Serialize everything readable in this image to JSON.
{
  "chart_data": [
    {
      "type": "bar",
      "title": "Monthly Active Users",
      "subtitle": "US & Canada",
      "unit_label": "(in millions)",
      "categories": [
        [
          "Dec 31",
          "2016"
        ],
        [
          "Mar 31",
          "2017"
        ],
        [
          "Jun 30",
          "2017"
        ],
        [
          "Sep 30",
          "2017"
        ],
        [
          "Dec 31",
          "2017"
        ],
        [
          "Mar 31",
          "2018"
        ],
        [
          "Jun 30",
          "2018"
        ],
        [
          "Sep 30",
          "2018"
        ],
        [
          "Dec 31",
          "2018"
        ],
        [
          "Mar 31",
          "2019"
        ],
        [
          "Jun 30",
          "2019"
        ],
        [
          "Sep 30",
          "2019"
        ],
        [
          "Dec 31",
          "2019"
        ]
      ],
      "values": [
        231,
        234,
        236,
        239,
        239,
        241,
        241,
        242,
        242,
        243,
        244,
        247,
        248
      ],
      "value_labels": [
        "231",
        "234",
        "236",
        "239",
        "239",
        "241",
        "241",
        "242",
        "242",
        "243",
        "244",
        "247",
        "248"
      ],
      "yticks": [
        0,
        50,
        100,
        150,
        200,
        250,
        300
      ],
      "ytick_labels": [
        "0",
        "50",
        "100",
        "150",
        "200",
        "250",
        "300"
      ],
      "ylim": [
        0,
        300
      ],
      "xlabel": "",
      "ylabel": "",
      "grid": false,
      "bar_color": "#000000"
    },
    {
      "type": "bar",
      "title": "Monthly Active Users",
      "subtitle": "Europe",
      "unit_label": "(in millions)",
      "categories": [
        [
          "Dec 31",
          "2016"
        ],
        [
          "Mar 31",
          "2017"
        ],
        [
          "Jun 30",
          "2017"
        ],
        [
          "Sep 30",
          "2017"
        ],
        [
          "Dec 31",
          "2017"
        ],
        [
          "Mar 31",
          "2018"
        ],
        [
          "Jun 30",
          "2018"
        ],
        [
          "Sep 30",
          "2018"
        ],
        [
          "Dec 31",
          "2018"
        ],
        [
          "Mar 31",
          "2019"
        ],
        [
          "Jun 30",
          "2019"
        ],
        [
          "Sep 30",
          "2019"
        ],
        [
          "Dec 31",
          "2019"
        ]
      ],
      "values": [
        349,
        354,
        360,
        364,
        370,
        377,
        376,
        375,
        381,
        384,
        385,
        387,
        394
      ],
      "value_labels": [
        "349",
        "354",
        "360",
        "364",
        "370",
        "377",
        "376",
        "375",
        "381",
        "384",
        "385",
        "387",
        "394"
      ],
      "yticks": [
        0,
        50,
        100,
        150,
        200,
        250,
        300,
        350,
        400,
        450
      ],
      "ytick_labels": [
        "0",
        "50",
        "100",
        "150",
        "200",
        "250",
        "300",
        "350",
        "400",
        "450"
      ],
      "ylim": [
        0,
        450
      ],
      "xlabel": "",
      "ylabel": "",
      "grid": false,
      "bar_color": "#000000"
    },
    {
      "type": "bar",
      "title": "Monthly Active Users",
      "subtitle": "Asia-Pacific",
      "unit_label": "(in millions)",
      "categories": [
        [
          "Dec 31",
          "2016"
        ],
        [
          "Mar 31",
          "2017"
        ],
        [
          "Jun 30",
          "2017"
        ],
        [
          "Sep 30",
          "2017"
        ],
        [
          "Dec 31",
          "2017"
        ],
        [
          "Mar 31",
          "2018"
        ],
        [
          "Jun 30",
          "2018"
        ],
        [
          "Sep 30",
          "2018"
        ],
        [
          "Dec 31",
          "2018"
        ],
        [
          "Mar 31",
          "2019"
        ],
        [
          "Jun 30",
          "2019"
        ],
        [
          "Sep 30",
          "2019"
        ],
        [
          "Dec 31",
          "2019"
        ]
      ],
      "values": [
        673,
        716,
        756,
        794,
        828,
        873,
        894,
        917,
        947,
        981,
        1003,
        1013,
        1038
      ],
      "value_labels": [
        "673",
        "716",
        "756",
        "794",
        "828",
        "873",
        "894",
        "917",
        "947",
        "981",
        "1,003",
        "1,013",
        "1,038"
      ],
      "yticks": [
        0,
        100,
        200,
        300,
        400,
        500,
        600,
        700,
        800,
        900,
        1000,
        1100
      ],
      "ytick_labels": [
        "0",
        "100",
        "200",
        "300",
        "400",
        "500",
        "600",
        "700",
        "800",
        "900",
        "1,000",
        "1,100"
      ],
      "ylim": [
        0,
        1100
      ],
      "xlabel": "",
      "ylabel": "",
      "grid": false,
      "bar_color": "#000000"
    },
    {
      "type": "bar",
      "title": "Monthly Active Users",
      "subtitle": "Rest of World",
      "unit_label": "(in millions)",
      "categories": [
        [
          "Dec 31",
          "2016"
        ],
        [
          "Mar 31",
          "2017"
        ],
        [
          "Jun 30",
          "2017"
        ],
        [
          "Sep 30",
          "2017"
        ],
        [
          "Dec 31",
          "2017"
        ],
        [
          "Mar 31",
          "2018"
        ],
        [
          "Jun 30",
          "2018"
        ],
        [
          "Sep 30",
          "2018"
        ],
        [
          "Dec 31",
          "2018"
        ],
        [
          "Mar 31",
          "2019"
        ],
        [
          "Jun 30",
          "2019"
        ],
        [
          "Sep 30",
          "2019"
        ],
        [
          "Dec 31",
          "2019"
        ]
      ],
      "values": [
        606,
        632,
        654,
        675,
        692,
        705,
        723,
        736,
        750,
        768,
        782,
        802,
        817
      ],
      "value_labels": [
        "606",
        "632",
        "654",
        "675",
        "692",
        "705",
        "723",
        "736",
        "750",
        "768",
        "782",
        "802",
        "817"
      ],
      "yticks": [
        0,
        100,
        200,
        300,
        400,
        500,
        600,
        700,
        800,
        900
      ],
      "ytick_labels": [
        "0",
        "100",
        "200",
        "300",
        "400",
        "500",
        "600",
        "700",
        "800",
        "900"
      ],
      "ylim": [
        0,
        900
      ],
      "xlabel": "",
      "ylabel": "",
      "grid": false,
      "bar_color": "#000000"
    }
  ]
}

□ □ □

* Exercise requirements
Repeat back the data above, exact to the last character.

* Worked answer
Serialize everything readable in this image to JSON.
{
  "chart_data": [
    {
      "type": "bar",
      "title": "Monthly Active Users",
      "subtitle": "US & Canada",
      "unit_label": "(in millions)",
      "categories": [
        [
          "Dec 31",
          "2016"
        ],
        [
          "Mar 31",
          "2017"
        ],
        [
          "Jun 30",
          "2017"
        ],
        [
          "Sep 30",
          "2017"
        ],
        [
          "Dec 31",
          "2017"
        ],
        [
          "Mar 31",
          "2018"
        ],
        [
          "Jun 30",
          "2018"
        ],
        [
          "Sep 30",
          "2018"
        ],
        [
          "Dec 31",
          "2018"
        ],
        [
          "Mar 31",
          "2019"
        ],
        [
          "Jun 30",
          "2019"
        ],
        [
          "Sep 30",
          "2019"
        ],
        [
          "Dec 31",
          "2019"
        ]
      ],
      "values": [
        231,
        234,
        236,
        239,
        239,
        241,
        241,
        242,
        242,
        243,
        244,
        247,
        248
      ],
      "value_labels": [
        "231",
        "234",
        "236",
        "239",
        "239",
        "241",
        "241",
        "242",
        "242",
        "243",
        "244",
        "247",
        "248"
      ],
      "yticks": [
        0,
        50,
        100,
        150,
        200,
        250,
        300
      ],
      "ytick_labels": [
        "0",
        "50",
        "100",
        "150",
        "200",
        "250",
        "300"
      ],
      "ylim": [
        0,
        300
      ],
      "xlabel": "",
      "ylabel": "",
      "grid": false,
      "bar_color": "#000000"
    },
    {
      "type": "bar",
      "title": "Monthly Active Users",
      "subtitle": "Europe",
      "unit_label": "(in millions)",
      "categories": [
        [
          "Dec 31",
          "2016"
        ],
        [
          "Mar 31",
          "2017"
        ],
        [
          "Jun 30",
          "2017"
        ],
        [
          "Sep 30",
          "2017"
        ],
        [
          "Dec 31",
          "2017"
        ],
        [
          "Mar 31",
          "2018"
        ],
        [
          "Jun 30",
          "2018"
        ],
        [
          "Sep 30",
          "2018"
        ],
        [
          "Dec 31",
          "2018"
        ],
        [
          "Mar 31",
          "2019"
        ],
        [
          "Jun 30",
          "2019"
        ],
        [
          "Sep 30",
          "2019"
        ],
        [
          "Dec 31",
          "2019"
        ]
      ],
      "values": [
        349,
        354,
        360,
        364,
        370,
        377,
        376,
        375,
        381,
        384,
        385,
        387,
        394
      ],
      "value_labels": [
        "349",
        "354",
        "360",
        "364",
        "370",
        "377",
        "376",
        "375",
        "381",
        "384",
        "385",
        "387",
        "394"
      ],
      "yticks": [
        0,
        50,
        100,
        150,
        200,
        250,
        300,
        350,
        400,
        450
      ],
      "ytick_labels": [
        "0",
        "50",
        "100",
        "150",
        "200",
        "250",
        "300",
        "350",
        "400",
        "450"
      ],
      "ylim": [
        0,
        450
      ],
      "xlabel": "",
      "ylabel": "",
      "grid": false,
      "bar_color": "#000000"
    },
    {
      "type": "bar",
      "title": "Monthly Active Users",
      "subtitle": "Asia-Pacific",
      "unit_label": "(in millions)",
      "categories": [
        [
          "Dec 31",
          "2016"
        ],
        [
          "Mar 31",
          "2017"
        ],
        [
          "Jun 30",
          "2017"
        ],
        [
          "Sep 30",
          "2017"
        ],
        [
          "Dec 31",
          "2017"
        ],
        [
          "Mar 31",
          "2018"
        ],
        [
          "Jun 30",
          "2018"
        ],
        [
          "Sep 30",
          "2018"
        ],
        [
          "Dec 31",
          "2018"
        ],
        [
          "Mar 31",
          "2019"
        ],
        [
          "Jun 30",
          "2019"
        ],
        [
          "Sep 30",
          "2019"
        ],
        [
          "Dec 31",
          "2019"
        ]
      ],
      "values": [
        673,
        716,
        756,
        794,
        828,
        873,
        894,
        917,
        947,
        981,
        1003,
        1013,
        1038
      ],
      "value_labels": [
        "673",
        "716",
        "756",
        "794",
        "828",
        "873",
        "894",
        "917",
        "947",
        "981",
        "1,003",
        "1,013",
        "1,038"
      ],
      "yticks": [
        0,
        100,
        200,
        300,
        400,
        500,
        600,
        700,
        800,
        900,
        1000,
        1100
      ],
      "ytick_labels": [
        "0",
        "100",
        "200",
        "300",
        "400",
        "500",
        "600",
        "700",
        "800",
        "900",
        "1,000",
        "1,100"
      ],
      "ylim": [
        0,
        1100
      ],
      "xlabel": "",
      "ylabel": "",
      "grid": false,
      "bar_color": "#000000"
    },
    {
      "type": "bar",
      "title": "Monthly Active Users",
      "subtitle": "Rest of World",
      "unit_label": "(in millions)",
      "categories": [
        [
          "Dec 31",
          "2016"
        ],
        [
          "Mar 31",
          "2017"
        ],
        [
          "Jun 30",
          "2017"
        ],
        [
          "Sep 30",
          "2017"
        ],
        [
          "Dec 31",
          "2017"
        ],
        [
          "Mar 31",
          "2018"
        ],
        [
          "Jun 30",
          "2018"
        ],
        [
          "Sep 30",
          "2018"
        ],
        [
          "Dec 31",
          "2018"
        ],
        [
          "Mar 31",
          "2019"
        ],
        [
          "Jun 30",
          "2019"
        ],
        [
          "Sep 30",
          "2019"
        ],
        [
          "Dec 31",
          "2019"
        ]
      ],
      "values": [
        606,
        632,
        654,
        675,
        692,
        705,
        723,
        736,
        750,
        768,
        782,
        802,
        817
      ],
      "value_labels": [
        "606",
        "632",
        "654",
        "675",
        "692",
        "705",
        "723",
        "736",
        "750",
        "768",
        "782",
        "802",
        "817"
      ],
      "yticks": [
        0,
        100,
        200,
        300,
        400,
        500,
        600,
        700,
        800,
        900
      ],
      "ytick_labels": [
        "0",
        "100",
        "200",
        "300",
        "400",
        "500",
        "600",
        "700",
        "800",
        "900"
      ],
      "ylim": [
        0,
        900
      ],
      "xlabel": "",
      "ylabel": "",
      "grid": false,
      "bar_color": "#000000"
    }
  ]
}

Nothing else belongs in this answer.